• What you need to do
List each line in which the string "this" appears.

• Exercise material
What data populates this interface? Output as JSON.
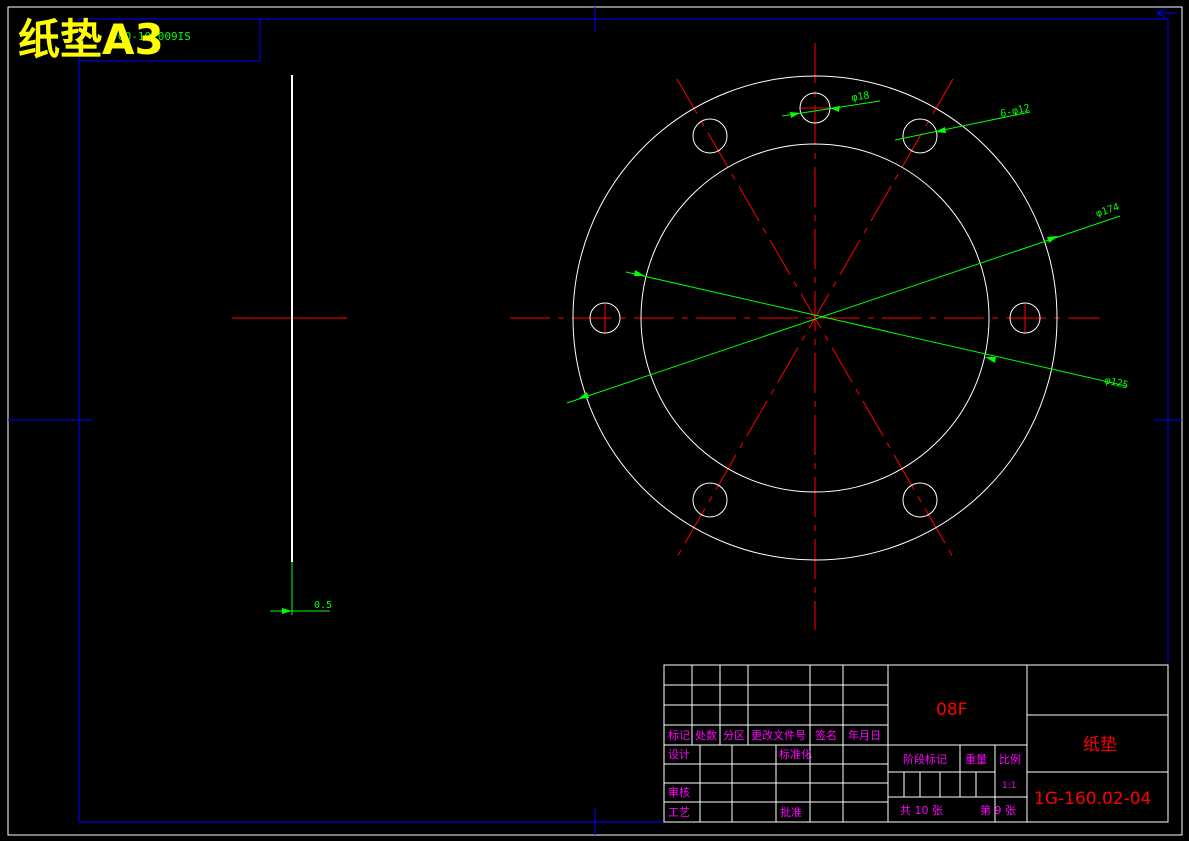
{
  "title": {
    "main": "纸垫A3",
    "code": "GQ-10-009IS"
  },
  "dimensions": {
    "thickness": "0.5",
    "hole_dia": "φ18",
    "bolt_holes": "6-φ12",
    "outer_dia": "φ174",
    "inner_dia": "φ125"
  },
  "title_block": {
    "headers": [
      "标记",
      "处数",
      "分区",
      "更改文件号",
      "签名",
      "年月日"
    ],
    "row_design": "设计",
    "row_standard": "标准化",
    "row_check": "审核",
    "row_process": "工艺",
    "row_approve": "批准",
    "material": "08F",
    "stage_mark": "阶段标记",
    "weight": "重量",
    "scale_label": "比例",
    "scale_value": "1:1",
    "total_sheets": "共 10 张",
    "sheet_no": "第 9 张",
    "part_name": "纸垫",
    "drawing_no": "1G-160.02-04"
  },
  "colors": {
    "background": "#000000",
    "frame": "#0000ff",
    "outline": "#ffffff",
    "centerline": "#ff0000",
    "dimension": "#00ff00",
    "title_text": "#ffff00",
    "label_text": "#ff00ff",
    "block_value": "#ff0000"
  }
}
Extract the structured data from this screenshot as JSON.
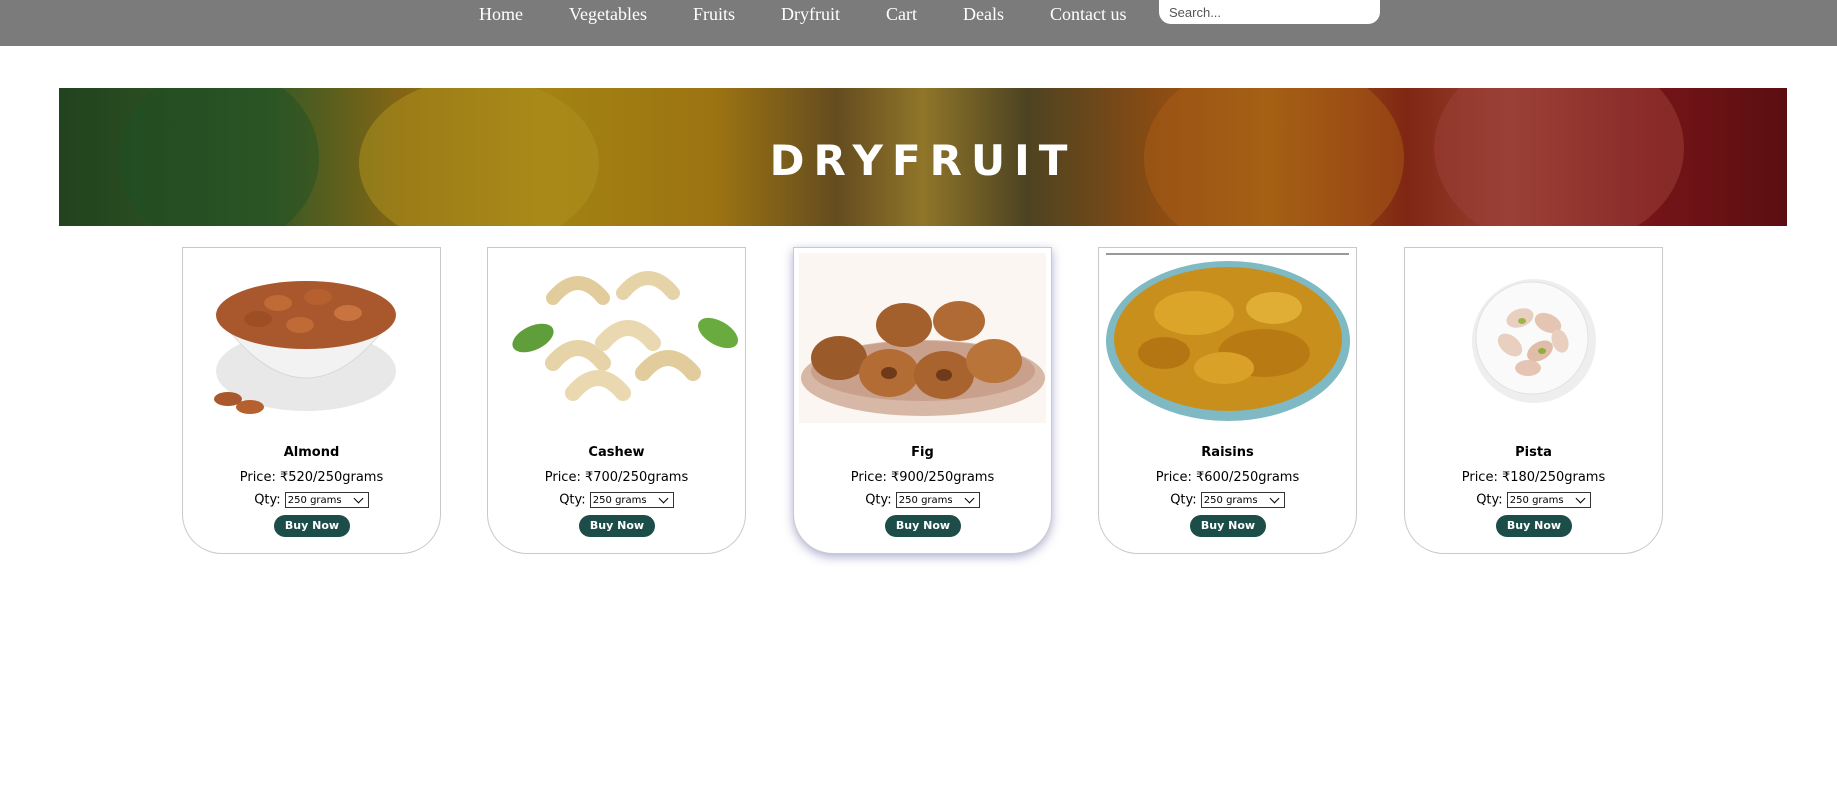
{
  "nav": {
    "items": [
      "Home",
      "Vegetables",
      "Fruits",
      "Dryfruit",
      "Cart",
      "Deals",
      "Contact us"
    ],
    "search_placeholder": "Search..."
  },
  "banner": {
    "title": "DRYFRUIT"
  },
  "products": [
    {
      "name": "Almond",
      "price": "Price: ₹520/250grams",
      "qty_label": "Qty:",
      "qty_value": "250 grams",
      "button": "Buy Now"
    },
    {
      "name": "Cashew",
      "price": "Price: ₹700/250grams",
      "qty_label": "Qty:",
      "qty_value": "250 grams",
      "button": "Buy Now"
    },
    {
      "name": "Fig",
      "price": "Price: ₹900/250grams",
      "qty_label": "Qty:",
      "qty_value": "250 grams",
      "button": "Buy Now"
    },
    {
      "name": "Raisins",
      "price": "Price: ₹600/250grams",
      "qty_label": "Qty:",
      "qty_value": "250 grams",
      "button": "Buy Now"
    },
    {
      "name": "Pista",
      "price": "Price: ₹180/250grams",
      "qty_label": "Qty:",
      "qty_value": "250 grams",
      "button": "Buy Now"
    }
  ],
  "colors": {
    "navbar": "#7b7b7b",
    "button": "#1d4d48",
    "card_border": "#c9c9c9"
  }
}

• Correct output
What data populates this interface? Output as JSON.
Extract the structured data from this screenshot as JSON.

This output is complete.